■ **GIVEN RECORDS**:

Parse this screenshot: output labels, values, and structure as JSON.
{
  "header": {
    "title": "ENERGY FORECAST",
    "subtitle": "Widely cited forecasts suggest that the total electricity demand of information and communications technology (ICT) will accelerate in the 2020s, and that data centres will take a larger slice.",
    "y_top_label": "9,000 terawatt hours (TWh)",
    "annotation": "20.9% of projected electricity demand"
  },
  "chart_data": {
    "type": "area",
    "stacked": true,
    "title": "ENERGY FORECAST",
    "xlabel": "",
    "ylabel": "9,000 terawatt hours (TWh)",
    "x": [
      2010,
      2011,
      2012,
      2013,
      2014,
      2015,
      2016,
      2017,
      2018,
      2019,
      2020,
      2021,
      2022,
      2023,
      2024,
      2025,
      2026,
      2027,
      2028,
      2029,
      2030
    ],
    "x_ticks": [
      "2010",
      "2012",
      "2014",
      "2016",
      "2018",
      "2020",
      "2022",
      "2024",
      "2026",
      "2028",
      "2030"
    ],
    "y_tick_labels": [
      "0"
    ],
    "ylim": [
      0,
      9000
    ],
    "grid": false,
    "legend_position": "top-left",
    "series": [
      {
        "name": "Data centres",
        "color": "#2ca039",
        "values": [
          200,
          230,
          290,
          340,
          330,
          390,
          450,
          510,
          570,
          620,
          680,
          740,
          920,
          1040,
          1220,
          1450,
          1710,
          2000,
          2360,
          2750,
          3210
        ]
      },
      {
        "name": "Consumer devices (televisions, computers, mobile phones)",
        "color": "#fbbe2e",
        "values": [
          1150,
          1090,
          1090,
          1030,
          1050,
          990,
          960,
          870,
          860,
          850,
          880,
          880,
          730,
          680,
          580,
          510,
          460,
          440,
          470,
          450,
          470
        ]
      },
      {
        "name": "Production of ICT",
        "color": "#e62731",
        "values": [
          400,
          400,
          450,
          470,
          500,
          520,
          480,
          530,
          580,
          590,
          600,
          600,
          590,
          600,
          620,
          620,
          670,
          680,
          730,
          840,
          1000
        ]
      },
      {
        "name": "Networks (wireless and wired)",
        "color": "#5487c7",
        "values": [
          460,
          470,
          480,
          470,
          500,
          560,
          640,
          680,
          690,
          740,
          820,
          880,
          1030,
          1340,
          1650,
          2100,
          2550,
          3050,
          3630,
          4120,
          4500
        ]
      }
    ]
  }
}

■ **STATED GOAL**:
Write out the records above again, keeping each one identical to the original.

■ **FINISHED EXERCISE**:
Parse this screenshot: output labels, values, and structure as JSON.
{
  "header": {
    "title": "ENERGY FORECAST",
    "subtitle": "Widely cited forecasts suggest that the total electricity demand of information and communications technology (ICT) will accelerate in the 2020s, and that data centres will take a larger slice.",
    "y_top_label": "9,000 terawatt hours (TWh)",
    "annotation": "20.9% of projected electricity demand"
  },
  "chart_data": {
    "type": "area",
    "stacked": true,
    "title": "ENERGY FORECAST",
    "xlabel": "",
    "ylabel": "9,000 terawatt hours (TWh)",
    "x": [
      2010,
      2011,
      2012,
      2013,
      2014,
      2015,
      2016,
      2017,
      2018,
      2019,
      2020,
      2021,
      2022,
      2023,
      2024,
      2025,
      2026,
      2027,
      2028,
      2029,
      2030
    ],
    "x_ticks": [
      "2010",
      "2012",
      "2014",
      "2016",
      "2018",
      "2020",
      "2022",
      "2024",
      "2026",
      "2028",
      "2030"
    ],
    "y_tick_labels": [
      "0"
    ],
    "ylim": [
      0,
      9000
    ],
    "grid": false,
    "legend_position": "top-left",
    "series": [
      {
        "name": "Data centres",
        "color": "#2ca039",
        "values": [
          200,
          230,
          290,
          340,
          330,
          390,
          450,
          510,
          570,
          620,
          680,
          740,
          920,
          1040,
          1220,
          1450,
          1710,
          2000,
          2360,
          2750,
          3210
        ]
      },
      {
        "name": "Consumer devices (televisions, computers, mobile phones)",
        "color": "#fbbe2e",
        "values": [
          1150,
          1090,
          1090,
          1030,
          1050,
          990,
          960,
          870,
          860,
          850,
          880,
          880,
          730,
          680,
          580,
          510,
          460,
          440,
          470,
          450,
          470
        ]
      },
      {
        "name": "Production of ICT",
        "color": "#e62731",
        "values": [
          400,
          400,
          450,
          470,
          500,
          520,
          480,
          530,
          580,
          590,
          600,
          600,
          590,
          600,
          620,
          620,
          670,
          680,
          730,
          840,
          1000
        ]
      },
      {
        "name": "Networks (wireless and wired)",
        "color": "#5487c7",
        "values": [
          460,
          470,
          480,
          470,
          500,
          560,
          640,
          680,
          690,
          740,
          820,
          880,
          1030,
          1340,
          1650,
          2100,
          2550,
          3050,
          3630,
          4120,
          4500
        ]
      }
    ]
  }
}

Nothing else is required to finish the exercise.